• **Problem to work on**:
Each record below must be returned exactly as shown.

• **Supplied information**:
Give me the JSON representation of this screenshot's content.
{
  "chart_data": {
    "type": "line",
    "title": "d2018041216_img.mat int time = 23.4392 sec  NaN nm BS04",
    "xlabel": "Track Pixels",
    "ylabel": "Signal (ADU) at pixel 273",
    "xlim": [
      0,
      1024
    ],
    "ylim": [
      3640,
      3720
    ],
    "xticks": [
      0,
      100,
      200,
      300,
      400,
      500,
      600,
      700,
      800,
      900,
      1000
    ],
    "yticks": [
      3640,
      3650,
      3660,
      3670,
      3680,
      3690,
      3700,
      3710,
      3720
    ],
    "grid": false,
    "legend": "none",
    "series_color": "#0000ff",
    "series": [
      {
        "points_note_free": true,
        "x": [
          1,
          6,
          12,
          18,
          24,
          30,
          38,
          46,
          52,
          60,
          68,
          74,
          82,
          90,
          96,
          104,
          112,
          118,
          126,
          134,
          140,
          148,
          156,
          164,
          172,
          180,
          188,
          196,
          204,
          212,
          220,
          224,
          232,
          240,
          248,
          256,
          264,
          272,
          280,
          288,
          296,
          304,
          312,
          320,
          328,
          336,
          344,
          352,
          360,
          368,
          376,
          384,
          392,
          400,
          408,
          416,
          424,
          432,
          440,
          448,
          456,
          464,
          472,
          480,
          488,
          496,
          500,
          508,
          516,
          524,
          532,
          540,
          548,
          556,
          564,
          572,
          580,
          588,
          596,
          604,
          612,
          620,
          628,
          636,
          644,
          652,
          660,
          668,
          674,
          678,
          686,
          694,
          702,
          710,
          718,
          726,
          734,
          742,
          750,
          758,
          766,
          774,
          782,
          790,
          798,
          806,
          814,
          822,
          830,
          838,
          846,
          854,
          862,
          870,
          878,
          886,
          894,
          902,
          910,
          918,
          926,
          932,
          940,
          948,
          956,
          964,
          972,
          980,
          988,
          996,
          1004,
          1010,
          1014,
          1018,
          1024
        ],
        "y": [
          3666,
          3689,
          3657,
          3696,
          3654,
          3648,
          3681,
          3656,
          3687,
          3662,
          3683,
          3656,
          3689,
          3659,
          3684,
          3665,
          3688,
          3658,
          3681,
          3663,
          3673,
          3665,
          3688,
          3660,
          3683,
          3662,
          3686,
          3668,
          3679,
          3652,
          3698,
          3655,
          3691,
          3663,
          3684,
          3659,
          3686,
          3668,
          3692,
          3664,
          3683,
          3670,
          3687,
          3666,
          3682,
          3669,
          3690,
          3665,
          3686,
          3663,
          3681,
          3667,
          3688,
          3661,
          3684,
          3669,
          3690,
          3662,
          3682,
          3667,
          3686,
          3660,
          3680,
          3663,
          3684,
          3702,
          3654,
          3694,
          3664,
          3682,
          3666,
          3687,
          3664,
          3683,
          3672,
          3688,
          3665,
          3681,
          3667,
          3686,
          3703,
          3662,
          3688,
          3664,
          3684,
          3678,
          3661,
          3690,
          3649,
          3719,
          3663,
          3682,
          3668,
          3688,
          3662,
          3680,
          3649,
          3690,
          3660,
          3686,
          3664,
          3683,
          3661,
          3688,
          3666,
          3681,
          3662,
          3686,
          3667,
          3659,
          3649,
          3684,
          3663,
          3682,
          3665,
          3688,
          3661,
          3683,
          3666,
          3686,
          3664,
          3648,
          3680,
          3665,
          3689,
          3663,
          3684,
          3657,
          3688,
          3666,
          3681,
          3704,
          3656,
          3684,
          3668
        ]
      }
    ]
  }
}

• **The response**:
Give me the JSON representation of this screenshot's content.
{
  "chart_data": {
    "type": "line",
    "title": "d2018041216_img.mat int time = 23.4392 sec  NaN nm BS04",
    "xlabel": "Track Pixels",
    "ylabel": "Signal (ADU) at pixel 273",
    "xlim": [
      0,
      1024
    ],
    "ylim": [
      3640,
      3720
    ],
    "xticks": [
      0,
      100,
      200,
      300,
      400,
      500,
      600,
      700,
      800,
      900,
      1000
    ],
    "yticks": [
      3640,
      3650,
      3660,
      3670,
      3680,
      3690,
      3700,
      3710,
      3720
    ],
    "grid": false,
    "legend": "none",
    "series_color": "#0000ff",
    "series": [
      {
        "points_note_free": true,
        "x": [
          1,
          6,
          12,
          18,
          24,
          30,
          38,
          46,
          52,
          60,
          68,
          74,
          82,
          90,
          96,
          104,
          112,
          118,
          126,
          134,
          140,
          148,
          156,
          164,
          172,
          180,
          188,
          196,
          204,
          212,
          220,
          224,
          232,
          240,
          248,
          256,
          264,
          272,
          280,
          288,
          296,
          304,
          312,
          320,
          328,
          336,
          344,
          352,
          360,
          368,
          376,
          384,
          392,
          400,
          408,
          416,
          424,
          432,
          440,
          448,
          456,
          464,
          472,
          480,
          488,
          496,
          500,
          508,
          516,
          524,
          532,
          540,
          548,
          556,
          564,
          572,
          580,
          588,
          596,
          604,
          612,
          620,
          628,
          636,
          644,
          652,
          660,
          668,
          674,
          678,
          686,
          694,
          702,
          710,
          718,
          726,
          734,
          742,
          750,
          758,
          766,
          774,
          782,
          790,
          798,
          806,
          814,
          822,
          830,
          838,
          846,
          854,
          862,
          870,
          878,
          886,
          894,
          902,
          910,
          918,
          926,
          932,
          940,
          948,
          956,
          964,
          972,
          980,
          988,
          996,
          1004,
          1010,
          1014,
          1018,
          1024
        ],
        "y": [
          3666,
          3689,
          3657,
          3696,
          3654,
          3648,
          3681,
          3656,
          3687,
          3662,
          3683,
          3656,
          3689,
          3659,
          3684,
          3665,
          3688,
          3658,
          3681,
          3663,
          3673,
          3665,
          3688,
          3660,
          3683,
          3662,
          3686,
          3668,
          3679,
          3652,
          3698,
          3655,
          3691,
          3663,
          3684,
          3659,
          3686,
          3668,
          3692,
          3664,
          3683,
          3670,
          3687,
          3666,
          3682,
          3669,
          3690,
          3665,
          3686,
          3663,
          3681,
          3667,
          3688,
          3661,
          3684,
          3669,
          3690,
          3662,
          3682,
          3667,
          3686,
          3660,
          3680,
          3663,
          3684,
          3702,
          3654,
          3694,
          3664,
          3682,
          3666,
          3687,
          3664,
          3683,
          3672,
          3688,
          3665,
          3681,
          3667,
          3686,
          3703,
          3662,
          3688,
          3664,
          3684,
          3678,
          3661,
          3690,
          3649,
          3719,
          3663,
          3682,
          3668,
          3688,
          3662,
          3680,
          3649,
          3690,
          3660,
          3686,
          3664,
          3683,
          3661,
          3688,
          3666,
          3681,
          3662,
          3686,
          3667,
          3659,
          3649,
          3684,
          3663,
          3682,
          3665,
          3688,
          3661,
          3683,
          3666,
          3686,
          3664,
          3648,
          3680,
          3665,
          3689,
          3663,
          3684,
          3657,
          3688,
          3666,
          3681,
          3704,
          3656,
          3684,
          3668
        ]
      }
    ]
  }
}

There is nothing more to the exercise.